Exercise: Copy nothing but the lines running from the one containing "Give me a plain-text" through the end of the listing below. Drop the pictures.

Given records:
--------------------------------------------------
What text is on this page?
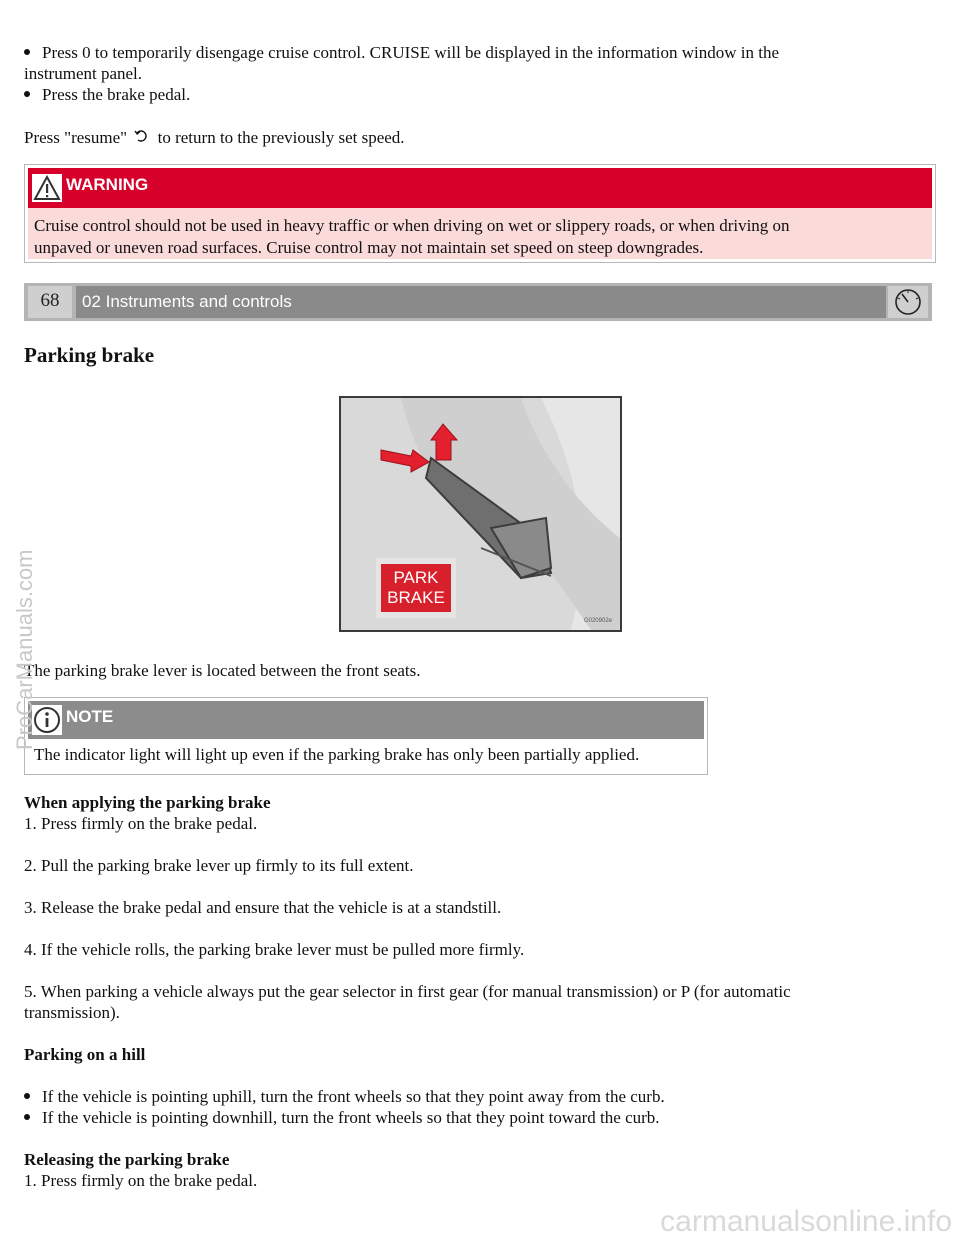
Press 0 to temporarily disengage cruise control. CRUISE will be displayed in the information window in the
instrument panel.
Press the brake pedal.
Press "resume" to return to the previously set speed.
WARNING
Cruise control should not be used in heavy traffic or when driving on wet or slippery roads, or when driving on
unpaved or uneven road surfaces. Cruise control may not maintain set speed on steep downgrades.
68	02 Instruments and controls
Parking brake
PARK
BRAKE
G020902e
The parking brake lever is located between the front seats.
NOTE
The indicator light will light up even if the parking brake has only been partially applied.
When applying the parking brake
1. Press firmly on the brake pedal.
2. Pull the parking brake lever up firmly to its full extent.
3. Release the brake pedal and ensure that the vehicle is at a standstill.
4. If the vehicle rolls, the parking brake lever must be pulled more firmly.
5. When parking a vehicle always put the gear selector in first gear (for manual transmission) or P (for automatic
transmission).
Parking on a hill
If the vehicle is pointing uphill, turn the front wheels so that they point away from the curb.
If the vehicle is pointing downhill, turn the front wheels so that they point toward the curb.
Releasing the parking brake
1. Press firmly on the brake pedal.
ProCarManuals.com
carmanualsonline.info
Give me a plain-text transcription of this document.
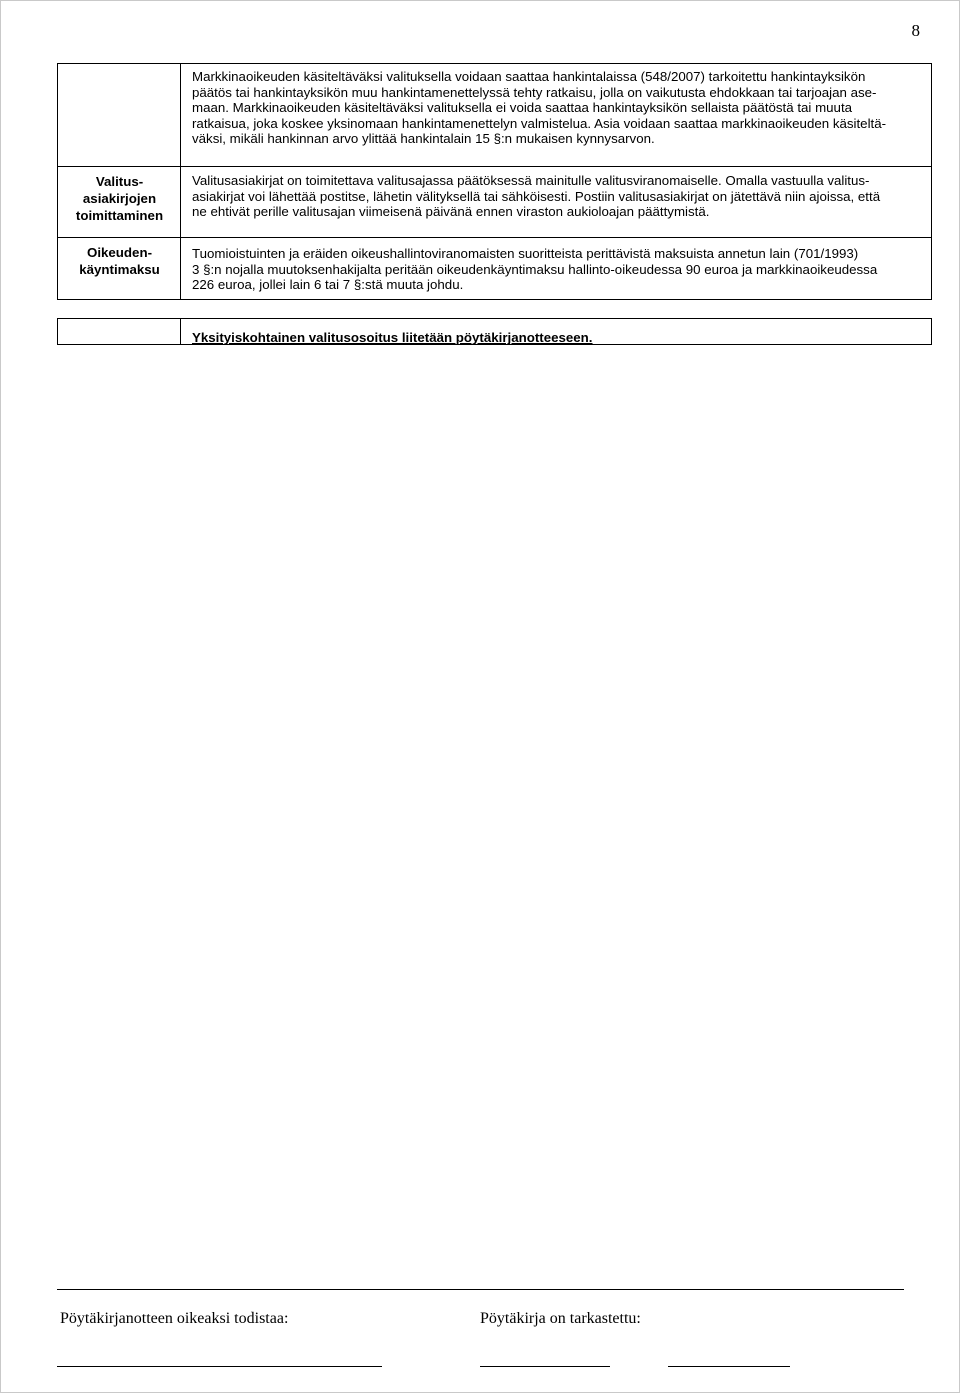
8
Markkinaoikeuden käsiteltäväksi valituksella voidaan saattaa hankintalaissa (548/2007) tarkoitettu hankintayksikön
päätös tai hankintayksikön muu hankintamenettelyssä tehty ratkaisu, jolla on vaikutusta ehdokkaan tai tarjoajan ase-
maan. Markkinaoikeuden käsiteltäväksi valituksella ei voida saattaa hankintayksikön sellaista päätöstä tai muuta
ratkaisua, joka koskee yksinomaan hankintamenettelyn valmistelua. Asia voidaan saattaa markkinaoikeuden käsiteltä-
väksi, mikäli hankinnan arvo ylittää hankintalain 15 §:n mukaisen kynnysarvon.
Valitus-
asiakirjojen
toimittaminen
Valitusasiakirjat on toimitettava valitusajassa päätöksessä mainitulle valitusviranomaiselle. Omalla vastuulla valitus-
asiakirjat voi lähettää postitse, lähetin välityksellä tai sähköisesti. Postiin valitusasiakirjat on jätettävä niin ajoissa, että
ne ehtivät perille valitusajan viimeisenä päivänä ennen viraston aukioloajan päättymistä.
Oikeuden-
käyntimaksu
Tuomioistuinten ja eräiden oikeushallintoviranomaisten suoritteista perittävistä maksuista annetun lain (701/1993)
3 §:n nojalla muutoksenhakijalta peritään oikeudenkäyntimaksu hallinto-oikeudessa 90 euroa ja markkinaoikeudessa
226 euroa, jollei lain 6 tai 7 §:stä muuta johdu.
Yksityiskohtainen valitusosoitus liitetään pöytäkirjanotteeseen.
Pöytäkirjanotteen oikeaksi todistaa:	Pöytäkirja on tarkastettu:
--------------------------------------------------
Correct output:
Give me a plain-text transcription of this document.
8
Markkinaoikeuden käsiteltäväksi valituksella voidaan saattaa hankintalaissa (548/2007) tarkoitettu hankintayksikön
päätös tai hankintayksikön muu hankintamenettelyssä tehty ratkaisu, jolla on vaikutusta ehdokkaan tai tarjoajan ase-
maan. Markkinaoikeuden käsiteltäväksi valituksella ei voida saattaa hankintayksikön sellaista päätöstä tai muuta
ratkaisua, joka koskee yksinomaan hankintamenettelyn valmistelua. Asia voidaan saattaa markkinaoikeuden käsiteltä-
väksi, mikäli hankinnan arvo ylittää hankintalain 15 §:n mukaisen kynnysarvon.
Valitus-
asiakirjojen
toimittaminen
Valitusasiakirjat on toimitettava valitusajassa päätöksessä mainitulle valitusviranomaiselle. Omalla vastuulla valitus-
asiakirjat voi lähettää postitse, lähetin välityksellä tai sähköisesti. Postiin valitusasiakirjat on jätettävä niin ajoissa, että
ne ehtivät perille valitusajan viimeisenä päivänä ennen viraston aukioloajan päättymistä.
Oikeuden-
käyntimaksu
Tuomioistuinten ja eräiden oikeushallintoviranomaisten suoritteista perittävistä maksuista annetun lain (701/1993)
3 §:n nojalla muutoksenhakijalta peritään oikeudenkäyntimaksu hallinto-oikeudessa 90 euroa ja markkinaoikeudessa
226 euroa, jollei lain 6 tai 7 §:stä muuta johdu.
Yksityiskohtainen valitusosoitus liitetään pöytäkirjanotteeseen.
Pöytäkirjanotteen oikeaksi todistaa:	Pöytäkirja on tarkastettu:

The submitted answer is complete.